- Given instruction A:
Can you condense the paragraph of the trip-and-fall article that begins "In that case, the plaintiff tripped" into a short bulleted list that keeps its main facts?

- Supplied text:
You can have a great argument - even the BEST argument - for why a property owner should be held responsible for a defective condition on the driveway fronting his premises. But unless you have an expert willing to come forward to back up your theory, there are many instances where a New York court will be obliged to dismiss your slip or trip and fall case.

And that is precisely what happened in the February 20, 2014 decision in SebrinaTrent-Clark v. City of New York.

In that case, the plaintiff tripped and fell over a defective portion of the driveway fronting the defendant's property. In opposition to the defendant's motion to dismiss the case on the grounds that they didn't create the defective condition, nor did they know about it before the accident, the plaintiff argued that the defendant had a "special use" for this driveway, and that the defective condition/depression was caused by the excessive weight borne by that area due to the traffic in the defendant's parking lot.

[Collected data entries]
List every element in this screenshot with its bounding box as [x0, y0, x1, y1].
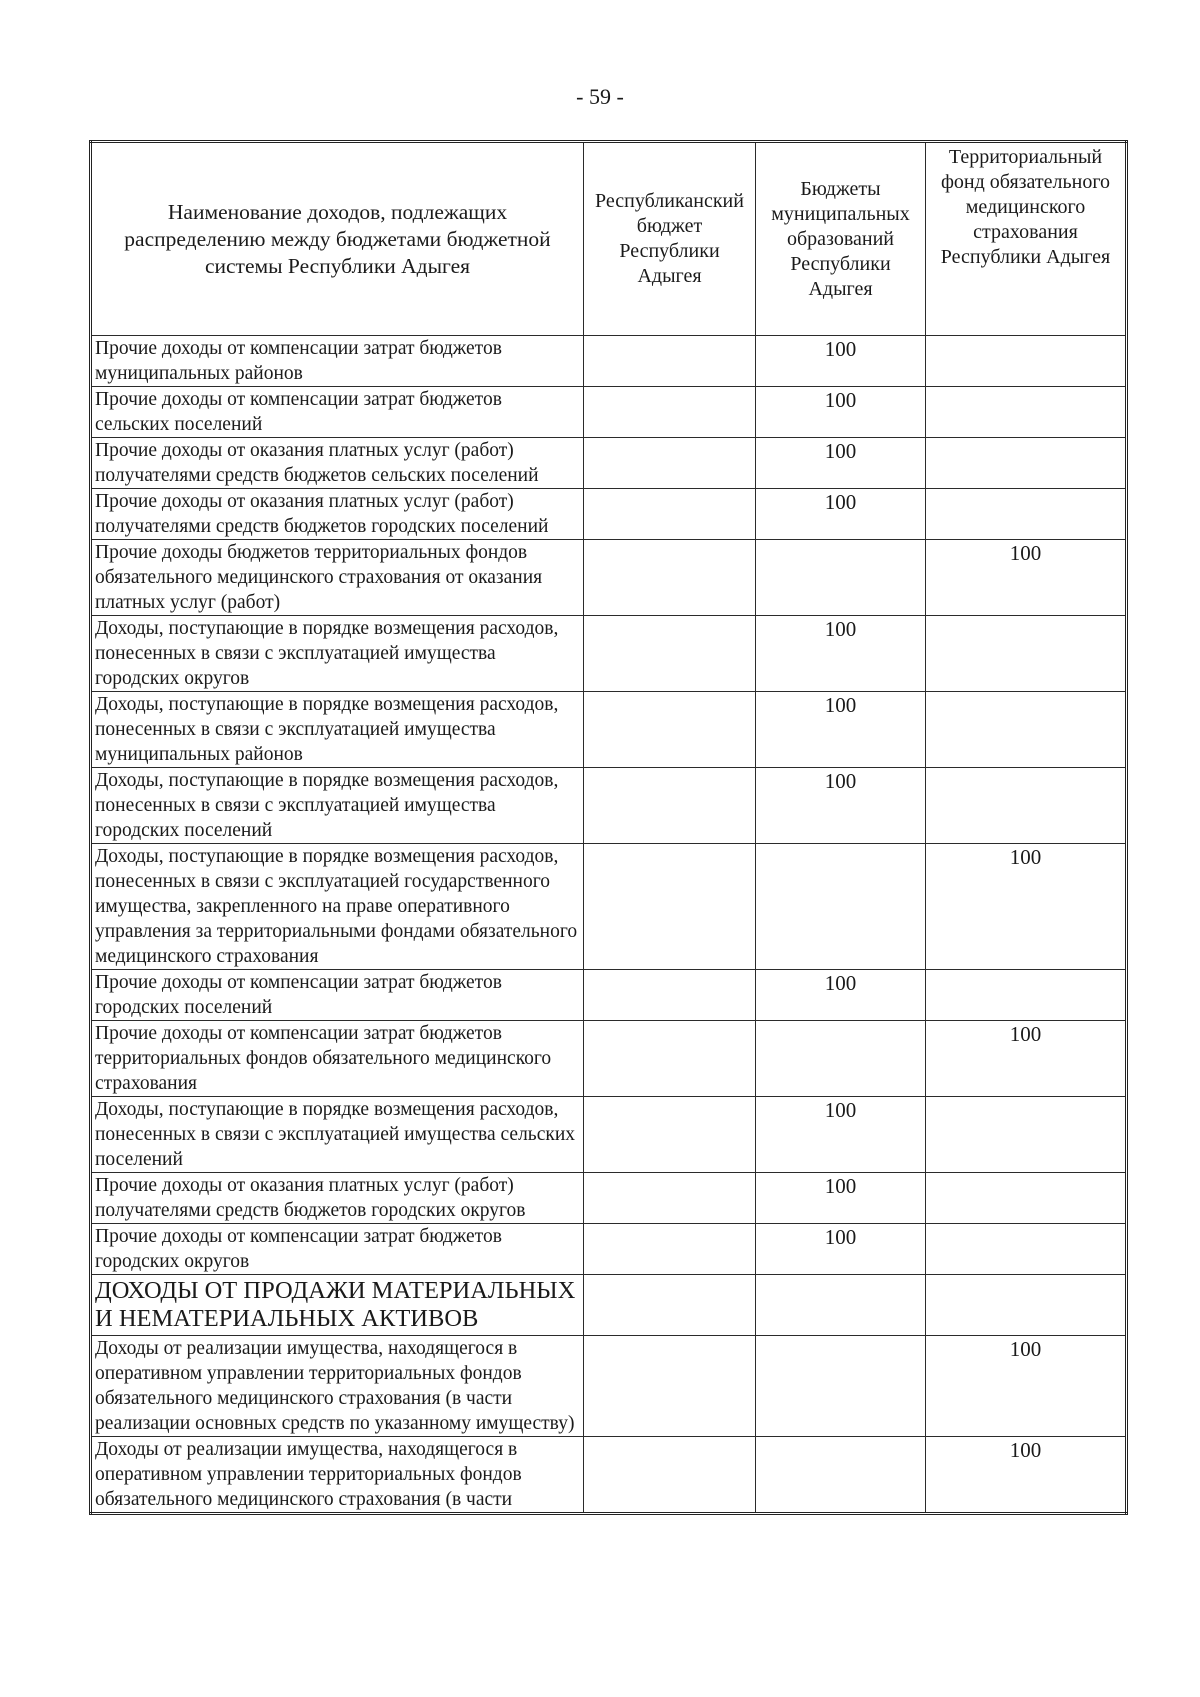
republican-budget-cell [584, 1173, 756, 1224]
header-municipal-budgets: Бюджеты муниципальных образований Республики Адыгея [756, 142, 926, 336]
income-name-cell: Доходы, поступающие в порядке возмещения расходов, понесенных в связи с эксплуатацией имущества муниципальных районов [91, 692, 584, 768]
territorial-fund-cell [926, 1275, 1127, 1336]
table-row [91, 970, 1127, 1021]
table-row [91, 489, 1127, 540]
municipal-budget-cell [756, 1437, 926, 1514]
table-row [91, 844, 1127, 970]
republican-budget-cell [584, 970, 756, 1021]
income-name-cell: Доходы, поступающие в порядке возмещения расходов, понесенных в связи с эксплуатацией имущества городских поселений [91, 768, 584, 844]
municipal-budget-cell: 100 [756, 692, 926, 768]
income-name-cell: Доходы, поступающие в порядке возмещения расходов, понесенных в связи с эксплуатацией государственного имущества, закрепленного на праве оперативного управления за территориальными фондами обязательного медицинского страхования [91, 844, 584, 970]
income-name-cell: Прочие доходы от компенсации затрат бюджетов городских округов [91, 1224, 584, 1275]
republican-budget-cell [584, 844, 756, 970]
income-name-cell: Прочие доходы от компенсации затрат бюджетов муниципальных районов [91, 336, 584, 387]
municipal-budget-cell: 100 [756, 387, 926, 438]
table-row [91, 616, 1127, 692]
table-row [91, 692, 1127, 768]
municipal-budget-cell: 100 [756, 336, 926, 387]
territorial-fund-cell [926, 438, 1127, 489]
territorial-fund-cell [926, 1173, 1127, 1224]
republican-budget-cell [584, 1437, 756, 1514]
territorial-fund-cell: 100 [926, 540, 1127, 616]
income-name-cell: Доходы от реализации имущества, находящегося в оперативном управлении территориальных фондов обязательного медицинского страхования (в части реализации основных средств по указанному имуществу) [91, 1336, 584, 1437]
territorial-fund-cell [926, 387, 1127, 438]
table-row [91, 336, 1127, 387]
table-row [91, 1437, 1127, 1514]
income-name-cell: Прочие доходы от компенсации затрат бюджетов сельских поселений [91, 387, 584, 438]
table-row [91, 1336, 1127, 1437]
income-name-cell: Прочие доходы от оказания платных услуг (работ) получателями средств бюджетов городских округов [91, 1173, 584, 1224]
section-row [91, 1275, 1127, 1336]
territorial-fund-cell: 100 [926, 1437, 1127, 1514]
republican-budget-cell [584, 1021, 756, 1097]
territorial-fund-cell [926, 336, 1127, 387]
income-name-cell: Прочие доходы от оказания платных услуг (работ) получателями средств бюджетов городских поселений [91, 489, 584, 540]
table-row [91, 438, 1127, 489]
municipal-budget-cell: 100 [756, 1173, 926, 1224]
republican-budget-cell [584, 336, 756, 387]
territorial-fund-cell [926, 1097, 1127, 1173]
table-row [91, 540, 1127, 616]
republican-budget-cell [584, 768, 756, 844]
republican-budget-cell [584, 540, 756, 616]
table-row [91, 1173, 1127, 1224]
municipal-budget-cell: 100 [756, 438, 926, 489]
municipal-budget-cell [756, 1336, 926, 1437]
income-name-cell: Прочие доходы от компенсации затрат бюджетов городских поселений [91, 970, 584, 1021]
table-header-row [91, 142, 1127, 336]
territorial-fund-cell [926, 970, 1127, 1021]
municipal-budget-cell: 100 [756, 768, 926, 844]
municipal-budget-cell [756, 1275, 926, 1336]
income-name-cell: Доходы, поступающие в порядке возмещения расходов, понесенных в связи с эксплуатацией имущества сельских поселений [91, 1097, 584, 1173]
territorial-fund-cell [926, 692, 1127, 768]
table-row [91, 1224, 1127, 1275]
income-name-cell: ДОХОДЫ ОТ ПРОДАЖИ МАТЕРИАЛЬНЫХ И НЕМАТЕРИАЛЬНЫХ АКТИВОВ [91, 1275, 584, 1336]
territorial-fund-cell [926, 489, 1127, 540]
republican-budget-cell [584, 692, 756, 768]
header-republican-budget: Республиканский бюджет Республики Адыгея [584, 142, 756, 336]
income-name-cell: Прочие доходы от компенсации затрат бюджетов территориальных фондов обязательного медицинского страхования [91, 1021, 584, 1097]
table-row [91, 1097, 1127, 1173]
municipal-budget-cell: 100 [756, 1097, 926, 1173]
republican-budget-cell [584, 1336, 756, 1437]
header-income-name: Наименование доходов, подлежащих распределению между бюджетами бюджетной системы Республики Адыгея [91, 142, 584, 336]
territorial-fund-cell [926, 768, 1127, 844]
municipal-budget-cell: 100 [756, 1224, 926, 1275]
republican-budget-cell [584, 616, 756, 692]
territorial-fund-cell: 100 [926, 1336, 1127, 1437]
republican-budget-cell [584, 1224, 756, 1275]
page-number: - 59 - [576, 84, 624, 109]
territorial-fund-cell [926, 1224, 1127, 1275]
income-name-cell: Доходы от реализации имущества, находящегося в оперативном управлении территориальных фондов обязательного медицинского страхования (в части [91, 1437, 584, 1514]
territorial-fund-cell: 100 [926, 844, 1127, 970]
municipal-budget-cell [756, 844, 926, 970]
header-territorial-fund: Территориальный фонд обязательного медицинского страхования Республики Адыгея [926, 142, 1127, 336]
municipal-budget-cell: 100 [756, 616, 926, 692]
republican-budget-cell [584, 1275, 756, 1336]
republican-budget-cell [584, 438, 756, 489]
table-row [91, 768, 1127, 844]
table-row [91, 1021, 1127, 1097]
income-distribution-table [89, 140, 1128, 1515]
municipal-budget-cell: 100 [756, 970, 926, 1021]
municipal-budget-cell [756, 540, 926, 616]
republican-budget-cell [584, 1097, 756, 1173]
republican-budget-cell [584, 489, 756, 540]
municipal-budget-cell: 100 [756, 489, 926, 540]
income-name-cell: Прочие доходы бюджетов территориальных фондов обязательного медицинского страхования от оказания платных услуг (работ) [91, 540, 584, 616]
territorial-fund-cell: 100 [926, 1021, 1127, 1097]
municipal-budget-cell [756, 1021, 926, 1097]
income-name-cell: Прочие доходы от оказания платных услуг (работ) получателями средств бюджетов сельских поселений [91, 438, 584, 489]
republican-budget-cell [584, 387, 756, 438]
income-name-cell: Доходы, поступающие в порядке возмещения расходов, понесенных в связи с эксплуатацией имущества городских округов [91, 616, 584, 692]
table-row [91, 387, 1127, 438]
territorial-fund-cell [926, 616, 1127, 692]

- Given instruction B:
Could you quote the rows of the collected data entries in the stretch from the line containing "republican-budget-cell [584, 1173, 756, 1224]" through the line containing "table-row [91, 844, 1127, 970]"?

- Finished answer A:
- The plaintiff tripped and fell over a defective portion of the driveway in front of the defendant's property.
- The defendant moved to dismiss, saying it neither created the defective condition nor knew about it before the accident.
- In opposition, the plaintiff argued that the defendant had a "special use" for the driveway.
- The plaintiff claimed the defect, a depression, was caused by excessive weight from traffic in the defendant's parking lot.

- Finished answer B:
republican-budget-cell [584, 1173, 756, 1224]
header-municipal-budgets: Бюджеты муниципальных образований Республики Адыгея [756, 142, 926, 336]
income-name-cell: Доходы, поступающие в порядке возмещения расходов, понесенных в связи с эксплуатацией имущества муниципальных районов [91, 692, 584, 768]
territorial-fund-cell [926, 1275, 1127, 1336]
table-row [91, 970, 1127, 1021]
table-row [91, 489, 1127, 540]
municipal-budget-cell [756, 1437, 926, 1514]
table-row [91, 844, 1127, 970]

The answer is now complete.